-------- Given passage --------

It is important to be able not just to define 2 app servers, 1 DB server and 2 security groups,but to also point them to each other using some lookup mechanism. Especially when creating a complete environment from scratch, you want to ensure the correct order of creation to achieve a flawless bootstrap of each component.

Note

Here and further in the book, the term environment will mean a complete set of resources that infrastructure consists of. It includes a network setup, all servers, and all related resources.

Robust integration with existing tools

Even though it is pretty awesome to have all infrastructure in one beautiful template, you still need to take care of what is happening on each particular server: applications need to be deployed, databases need to be configured, and so on. This is not the job for infrastructure provisioning tool. But certainly a tool like this should easily integrate with other tools such as Chef, which solves this problem already.

-------- Data section --------

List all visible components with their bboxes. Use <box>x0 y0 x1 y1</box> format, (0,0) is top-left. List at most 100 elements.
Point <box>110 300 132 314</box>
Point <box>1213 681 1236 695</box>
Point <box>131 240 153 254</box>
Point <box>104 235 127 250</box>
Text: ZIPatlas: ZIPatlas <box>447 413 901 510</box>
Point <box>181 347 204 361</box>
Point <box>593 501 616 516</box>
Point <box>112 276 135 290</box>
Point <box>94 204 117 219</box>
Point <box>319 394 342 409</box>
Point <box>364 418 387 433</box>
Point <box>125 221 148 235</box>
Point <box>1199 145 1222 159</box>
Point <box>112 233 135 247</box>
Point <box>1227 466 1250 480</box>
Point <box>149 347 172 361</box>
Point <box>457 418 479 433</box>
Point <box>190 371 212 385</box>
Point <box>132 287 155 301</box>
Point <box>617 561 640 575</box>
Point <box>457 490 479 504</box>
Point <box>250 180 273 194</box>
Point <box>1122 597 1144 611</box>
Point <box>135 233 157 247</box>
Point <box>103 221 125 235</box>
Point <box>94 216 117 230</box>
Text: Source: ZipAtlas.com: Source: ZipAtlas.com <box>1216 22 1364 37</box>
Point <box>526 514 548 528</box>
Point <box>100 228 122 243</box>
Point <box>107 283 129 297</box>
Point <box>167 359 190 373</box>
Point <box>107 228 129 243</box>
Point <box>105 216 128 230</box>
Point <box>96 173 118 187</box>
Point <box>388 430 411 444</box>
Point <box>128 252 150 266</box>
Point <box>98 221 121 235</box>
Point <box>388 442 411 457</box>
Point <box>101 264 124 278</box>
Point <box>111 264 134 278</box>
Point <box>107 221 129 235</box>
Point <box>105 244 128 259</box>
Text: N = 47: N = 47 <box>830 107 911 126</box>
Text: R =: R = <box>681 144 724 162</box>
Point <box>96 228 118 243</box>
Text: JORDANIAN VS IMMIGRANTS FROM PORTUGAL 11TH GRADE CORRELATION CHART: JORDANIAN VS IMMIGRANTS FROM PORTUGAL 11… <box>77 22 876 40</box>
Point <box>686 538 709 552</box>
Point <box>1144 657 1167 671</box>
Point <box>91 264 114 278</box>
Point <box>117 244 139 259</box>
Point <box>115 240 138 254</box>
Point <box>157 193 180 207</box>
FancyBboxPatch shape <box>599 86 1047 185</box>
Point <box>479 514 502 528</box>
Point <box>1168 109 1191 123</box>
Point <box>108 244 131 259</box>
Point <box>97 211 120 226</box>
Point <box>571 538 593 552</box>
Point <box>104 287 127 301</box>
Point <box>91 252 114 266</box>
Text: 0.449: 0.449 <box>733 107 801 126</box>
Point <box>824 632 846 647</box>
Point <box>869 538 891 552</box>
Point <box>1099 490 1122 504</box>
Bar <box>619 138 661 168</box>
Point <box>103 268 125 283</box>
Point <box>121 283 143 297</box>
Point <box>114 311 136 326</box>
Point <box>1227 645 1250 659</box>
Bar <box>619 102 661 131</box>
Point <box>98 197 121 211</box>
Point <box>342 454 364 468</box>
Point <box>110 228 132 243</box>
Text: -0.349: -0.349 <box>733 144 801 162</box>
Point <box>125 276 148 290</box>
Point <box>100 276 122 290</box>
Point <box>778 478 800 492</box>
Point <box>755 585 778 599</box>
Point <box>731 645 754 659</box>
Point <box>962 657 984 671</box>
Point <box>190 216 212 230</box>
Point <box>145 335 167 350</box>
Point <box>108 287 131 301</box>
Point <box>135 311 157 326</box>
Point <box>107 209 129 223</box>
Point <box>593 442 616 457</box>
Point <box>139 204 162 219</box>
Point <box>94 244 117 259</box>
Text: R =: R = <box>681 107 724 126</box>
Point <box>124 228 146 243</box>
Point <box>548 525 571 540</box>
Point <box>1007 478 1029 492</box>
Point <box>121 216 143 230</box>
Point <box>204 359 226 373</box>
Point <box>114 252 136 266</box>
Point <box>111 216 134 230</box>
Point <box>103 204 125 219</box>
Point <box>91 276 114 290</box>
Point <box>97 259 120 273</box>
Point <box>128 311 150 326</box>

--------

[Exercises]:
1: Write out the part of the infrastructure provisioning passage between "Here and further" and "all related resources.", inclusive.
2: In the infrastructure provisioning passage, which tool is named as one that already handles deploying applications and configuring databases on each server?
3: Proceed with the passage on infrastructure provisioning tools from its last sentence.

[Responses]:
1:
Here and further in the book, the term environment will mean a complete set of resources that infrastructure consists of. It includes a network setup, all servers, and all related resources.

2: Chef.

3:
Platform agnosticism

Ideally, templates should be platform agnostic. This means that if I define a template for 2 app servers, 1 db server, all talk to each other, I should be able to easily switch from AWS to local Vagrant without rewriting the template. Platform agnosticism is difficult to obtain, while at the same time, might not really be needed that often. Completely changing the underlying platform is a rather rare event that happens perhaps once or twice in a product's lifetime.

Smart update management

This is a tricky one, and at the moment of writing, no tool can do it flawlessly in every case (and, honestly, unlikely it will ever do). What happens when I change a type of three EC2 instances from m3.medium to c4.xlarge? Will my m3.medium instances shut down and be replaced one by one with new ones? Will they be instantly destroyed leading to a few minutes of downtime? Or will the tool just ignore the updated instance type? Or will it not and then just override old nodes and I will end up with three new nodes and three old EC2 instances that I have to remove manually? Solutions to this problem differ from platform to platform, which makes it more complicated for the tool to be platform agnostic.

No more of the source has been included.